(Short task) Read the records and write them out again exactly.

## Start Stored rows

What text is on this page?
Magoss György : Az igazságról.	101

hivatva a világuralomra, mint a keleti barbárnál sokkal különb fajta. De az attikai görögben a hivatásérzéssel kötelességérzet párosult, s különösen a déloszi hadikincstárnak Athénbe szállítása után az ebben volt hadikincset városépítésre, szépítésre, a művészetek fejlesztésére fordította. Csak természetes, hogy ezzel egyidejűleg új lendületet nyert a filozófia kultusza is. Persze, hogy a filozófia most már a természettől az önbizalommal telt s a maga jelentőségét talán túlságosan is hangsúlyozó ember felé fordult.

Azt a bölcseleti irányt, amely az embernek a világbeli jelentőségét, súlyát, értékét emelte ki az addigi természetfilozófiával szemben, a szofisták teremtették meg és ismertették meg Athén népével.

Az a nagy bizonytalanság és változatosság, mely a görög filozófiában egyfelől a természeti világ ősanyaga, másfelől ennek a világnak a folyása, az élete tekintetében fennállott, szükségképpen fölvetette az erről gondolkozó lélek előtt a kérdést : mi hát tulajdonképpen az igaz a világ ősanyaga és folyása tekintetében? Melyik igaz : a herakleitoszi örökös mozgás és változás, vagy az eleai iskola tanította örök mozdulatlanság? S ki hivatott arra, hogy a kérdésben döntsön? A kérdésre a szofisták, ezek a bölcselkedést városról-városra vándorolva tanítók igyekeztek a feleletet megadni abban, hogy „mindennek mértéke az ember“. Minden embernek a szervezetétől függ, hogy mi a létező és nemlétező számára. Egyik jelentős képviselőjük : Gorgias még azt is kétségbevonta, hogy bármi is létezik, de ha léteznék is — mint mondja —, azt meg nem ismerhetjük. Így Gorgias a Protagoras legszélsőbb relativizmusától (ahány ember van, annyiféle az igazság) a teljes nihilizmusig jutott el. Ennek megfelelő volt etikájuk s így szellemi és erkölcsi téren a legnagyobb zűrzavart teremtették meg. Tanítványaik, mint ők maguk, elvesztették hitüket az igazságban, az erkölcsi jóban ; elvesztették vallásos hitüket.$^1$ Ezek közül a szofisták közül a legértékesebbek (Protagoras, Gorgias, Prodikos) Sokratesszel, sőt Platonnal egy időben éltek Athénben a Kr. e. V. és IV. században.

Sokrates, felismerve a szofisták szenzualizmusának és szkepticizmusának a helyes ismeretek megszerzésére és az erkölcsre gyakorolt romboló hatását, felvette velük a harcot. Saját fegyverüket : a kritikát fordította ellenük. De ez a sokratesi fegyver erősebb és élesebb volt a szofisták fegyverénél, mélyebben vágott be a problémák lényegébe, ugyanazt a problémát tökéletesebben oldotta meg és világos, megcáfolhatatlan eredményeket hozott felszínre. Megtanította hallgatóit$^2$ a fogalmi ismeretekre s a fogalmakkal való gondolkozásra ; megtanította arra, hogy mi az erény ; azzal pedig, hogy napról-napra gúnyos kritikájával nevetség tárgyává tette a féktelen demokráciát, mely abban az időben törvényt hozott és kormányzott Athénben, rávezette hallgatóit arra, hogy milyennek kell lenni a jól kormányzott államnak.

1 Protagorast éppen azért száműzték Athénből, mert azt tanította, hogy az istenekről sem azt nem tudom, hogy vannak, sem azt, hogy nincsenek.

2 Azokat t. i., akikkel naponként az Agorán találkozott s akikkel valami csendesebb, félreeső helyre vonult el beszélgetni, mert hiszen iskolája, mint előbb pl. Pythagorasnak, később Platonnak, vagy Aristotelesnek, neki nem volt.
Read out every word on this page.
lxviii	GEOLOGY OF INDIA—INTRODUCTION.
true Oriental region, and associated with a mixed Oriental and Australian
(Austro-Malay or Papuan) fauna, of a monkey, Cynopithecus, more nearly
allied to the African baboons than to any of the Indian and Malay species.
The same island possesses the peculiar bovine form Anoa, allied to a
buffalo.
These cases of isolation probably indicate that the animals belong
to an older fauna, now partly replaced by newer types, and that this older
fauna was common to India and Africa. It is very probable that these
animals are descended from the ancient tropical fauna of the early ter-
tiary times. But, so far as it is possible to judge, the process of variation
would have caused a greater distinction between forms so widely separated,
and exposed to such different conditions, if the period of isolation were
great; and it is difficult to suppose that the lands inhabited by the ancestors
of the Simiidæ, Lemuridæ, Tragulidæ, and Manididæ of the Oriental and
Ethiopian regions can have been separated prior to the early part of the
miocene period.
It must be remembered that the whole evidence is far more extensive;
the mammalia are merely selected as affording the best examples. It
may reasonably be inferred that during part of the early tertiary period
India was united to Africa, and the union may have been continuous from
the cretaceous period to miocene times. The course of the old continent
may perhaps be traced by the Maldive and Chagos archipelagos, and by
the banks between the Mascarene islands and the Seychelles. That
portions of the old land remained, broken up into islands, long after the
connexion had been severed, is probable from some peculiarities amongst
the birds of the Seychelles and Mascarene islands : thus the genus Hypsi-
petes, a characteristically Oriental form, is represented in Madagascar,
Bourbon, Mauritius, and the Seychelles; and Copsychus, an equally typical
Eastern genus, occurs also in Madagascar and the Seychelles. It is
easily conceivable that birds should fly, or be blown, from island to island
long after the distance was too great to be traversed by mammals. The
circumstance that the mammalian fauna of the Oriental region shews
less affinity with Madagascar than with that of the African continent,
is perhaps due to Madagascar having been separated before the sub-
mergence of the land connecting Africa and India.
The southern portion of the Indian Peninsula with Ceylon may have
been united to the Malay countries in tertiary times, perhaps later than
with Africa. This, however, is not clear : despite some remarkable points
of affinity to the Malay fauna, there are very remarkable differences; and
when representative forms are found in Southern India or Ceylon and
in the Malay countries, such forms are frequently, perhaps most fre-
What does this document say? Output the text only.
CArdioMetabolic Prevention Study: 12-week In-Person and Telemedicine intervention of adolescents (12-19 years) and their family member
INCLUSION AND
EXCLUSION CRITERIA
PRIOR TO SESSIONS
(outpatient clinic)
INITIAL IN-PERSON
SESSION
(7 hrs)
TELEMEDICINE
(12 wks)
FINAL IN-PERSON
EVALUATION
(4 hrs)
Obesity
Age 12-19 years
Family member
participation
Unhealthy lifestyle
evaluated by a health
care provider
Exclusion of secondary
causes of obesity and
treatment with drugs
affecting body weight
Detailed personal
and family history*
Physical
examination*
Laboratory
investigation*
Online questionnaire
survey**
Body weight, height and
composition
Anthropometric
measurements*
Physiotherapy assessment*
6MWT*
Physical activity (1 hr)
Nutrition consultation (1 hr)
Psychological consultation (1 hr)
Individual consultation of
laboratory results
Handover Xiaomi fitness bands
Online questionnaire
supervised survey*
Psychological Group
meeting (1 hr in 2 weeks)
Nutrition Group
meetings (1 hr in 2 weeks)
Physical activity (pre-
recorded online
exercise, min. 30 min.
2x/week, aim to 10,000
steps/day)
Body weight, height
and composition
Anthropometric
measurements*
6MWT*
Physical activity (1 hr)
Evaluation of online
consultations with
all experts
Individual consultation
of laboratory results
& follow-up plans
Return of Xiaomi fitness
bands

## End Stored rows

(Result)
What text is on this page?
Magoss György : Az igazságról.	101

hivatva a világuralomra, mint a keleti barbárnál sokkal különb fajta. De az attikai görögben a hivatásérzéssel kötelességérzet párosult, s különösen a déloszi hadikincstárnak Athénbe szállítása után az ebben volt hadikincset városépítésre, szépítésre, a művészetek fejlesztésére fordította. Csak természetes, hogy ezzel egyidejűleg új lendületet nyert a filozófia kultusza is. Persze, hogy a filozófia most már a természettől az önbizalommal telt s a maga jelentőségét talán túlságosan is hangsúlyozó ember felé fordult.

Azt a bölcseleti irányt, amely az embernek a világbeli jelentőségét, súlyát, értékét emelte ki az addigi természetfilozófiával szemben, a szofisták teremtették meg és ismertették meg Athén népével.

Az a nagy bizonytalanság és változatosság, mely a görög filozófiában egyfelől a természeti világ ősanyaga, másfelől ennek a világnak a folyása, az élete tekintetében fennállott, szükségképpen fölvetette az erről gondolkozó lélek előtt a kérdést : mi hát tulajdonképpen az igaz a világ ősanyaga és folyása tekintetében? Melyik igaz : a herakleitoszi örökös mozgás és változás, vagy az eleai iskola tanította örök mozdulatlanság? S ki hivatott arra, hogy a kérdésben döntsön? A kérdésre a szofisták, ezek a bölcselkedést városról-városra vándorolva tanítók igyekeztek a feleletet megadni abban, hogy „mindennek mértéke az ember“. Minden embernek a szervezetétől függ, hogy mi a létező és nemlétező számára. Egyik jelentős képviselőjük : Gorgias még azt is kétségbevonta, hogy bármi is létezik, de ha léteznék is — mint mondja —, azt meg nem ismerhetjük. Így Gorgias a Protagoras legszélsőbb relativizmusától (ahány ember van, annyiféle az igazság) a teljes nihilizmusig jutott el. Ennek megfelelő volt etikájuk s így szellemi és erkölcsi téren a legnagyobb zűrzavart teremtették meg. Tanítványaik, mint ők maguk, elvesztették hitüket az igazságban, az erkölcsi jóban ; elvesztették vallásos hitüket.$^1$ Ezek közül a szofisták közül a legértékesebbek (Protagoras, Gorgias, Prodikos) Sokratesszel, sőt Platonnal egy időben éltek Athénben a Kr. e. V. és IV. században.

Sokrates, felismerve a szofisták szenzualizmusának és szkepticizmusának a helyes ismeretek megszerzésére és az erkölcsre gyakorolt romboló hatását, felvette velük a harcot. Saját fegyverüket : a kritikát fordította ellenük. De ez a sokratesi fegyver erősebb és élesebb volt a szofisták fegyverénél, mélyebben vágott be a problémák lényegébe, ugyanazt a problémát tökéletesebben oldotta meg és világos, megcáfolhatatlan eredményeket hozott felszínre. Megtanította hallgatóit$^2$ a fogalmi ismeretekre s a fogalmakkal való gondolkozásra ; megtanította arra, hogy mi az erény ; azzal pedig, hogy napról-napra gúnyos kritikájával nevetség tárgyává tette a féktelen demokráciát, mely abban az időben törvényt hozott és kormányzott Athénben, rávezette hallgatóit arra, hogy milyennek kell lenni a jól kormányzott államnak.

1 Protagorast éppen azért száműzték Athénből, mert azt tanította, hogy az istenekről sem azt nem tudom, hogy vannak, sem azt, hogy nincsenek.

2 Azokat t. i., akikkel naponként az Agorán találkozott s akikkel valami csendesebb, félreeső helyre vonult el beszélgetni, mert hiszen iskolája, mint előbb pl. Pythagorasnak, később Platonnak, vagy Aristotelesnek, neki nem volt.
Read out every word on this page.
lxviii	GEOLOGY OF INDIA—INTRODUCTION.
true Oriental region, and associated with a mixed Oriental and Australian
(Austro-Malay or Papuan) fauna, of a monkey, Cynopithecus, more nearly
allied to the African baboons than to any of the Indian and Malay species.
The same island possesses the peculiar bovine form Anoa, allied to a
buffalo.
These cases of isolation probably indicate that the animals belong
to an older fauna, now partly replaced by newer types, and that this older
fauna was common to India and Africa. It is very probable that these
animals are descended from the ancient tropical fauna of the early ter-
tiary times. But, so far as it is possible to judge, the process of variation
would have caused a greater distinction between forms so widely separated,
and exposed to such different conditions, if the period of isolation were
great; and it is difficult to suppose that the lands inhabited by the ancestors
of the Simiidæ, Lemuridæ, Tragulidæ, and Manididæ of the Oriental and
Ethiopian regions can have been separated prior to the early part of the
miocene period.
It must be remembered that the whole evidence is far more extensive;
the mammalia are merely selected as affording the best examples. It
may reasonably be inferred that during part of the early tertiary period
India was united to Africa, and the union may have been continuous from
the cretaceous period to miocene times. The course of the old continent
may perhaps be traced by the Maldive and Chagos archipelagos, and by
the banks between the Mascarene islands and the Seychelles. That
portions of the old land remained, broken up into islands, long after the
connexion had been severed, is probable from some peculiarities amongst
the birds of the Seychelles and Mascarene islands : thus the genus Hypsi-
petes, a characteristically Oriental form, is represented in Madagascar,
Bourbon, Mauritius, and the Seychelles; and Copsychus, an equally typical
Eastern genus, occurs also in Madagascar and the Seychelles. It is
easily conceivable that birds should fly, or be blown, from island to island
long after the distance was too great to be traversed by mammals. The
circumstance that the mammalian fauna of the Oriental region shews
less affinity with Madagascar than with that of the African continent,
is perhaps due to Madagascar having been separated before the sub-
mergence of the land connecting Africa and India.
The southern portion of the Indian Peninsula with Ceylon may have
been united to the Malay countries in tertiary times, perhaps later than
with Africa. This, however, is not clear : despite some remarkable points
of affinity to the Malay fauna, there are very remarkable differences; and
when representative forms are found in Southern India or Ceylon and
in the Malay countries, such forms are frequently, perhaps most fre-
What does this document say? Output the text only.
CArdioMetabolic Prevention Study: 12-week In-Person and Telemedicine intervention of adolescents (12-19 years) and their family member
INCLUSION AND
EXCLUSION CRITERIA
PRIOR TO SESSIONS
(outpatient clinic)
INITIAL IN-PERSON
SESSION
(7 hrs)
TELEMEDICINE
(12 wks)
FINAL IN-PERSON
EVALUATION
(4 hrs)
Obesity
Age 12-19 years
Family member
participation
Unhealthy lifestyle
evaluated by a health
care provider
Exclusion of secondary
causes of obesity and
treatment with drugs
affecting body weight
Detailed personal
and family history*
Physical
examination*
Laboratory
investigation*
Online questionnaire
survey**
Body weight, height and
composition
Anthropometric
measurements*
Physiotherapy assessment*
6MWT*
Physical activity (1 hr)
Nutrition consultation (1 hr)
Psychological consultation (1 hr)
Individual consultation of
laboratory results
Handover Xiaomi fitness bands
Online questionnaire
supervised survey*
Psychological Group
meeting (1 hr in 2 weeks)
Nutrition Group
meetings (1 hr in 2 weeks)
Physical activity (pre-
recorded online
exercise, min. 30 min.
2x/week, aim to 10,000
steps/day)
Body weight, height
and composition
Anthropometric
measurements*
6MWT*
Physical activity (1 hr)
Evaluation of online
consultations with
all experts
Individual consultation
of laboratory results
& follow-up plans
Return of Xiaomi fitness
bands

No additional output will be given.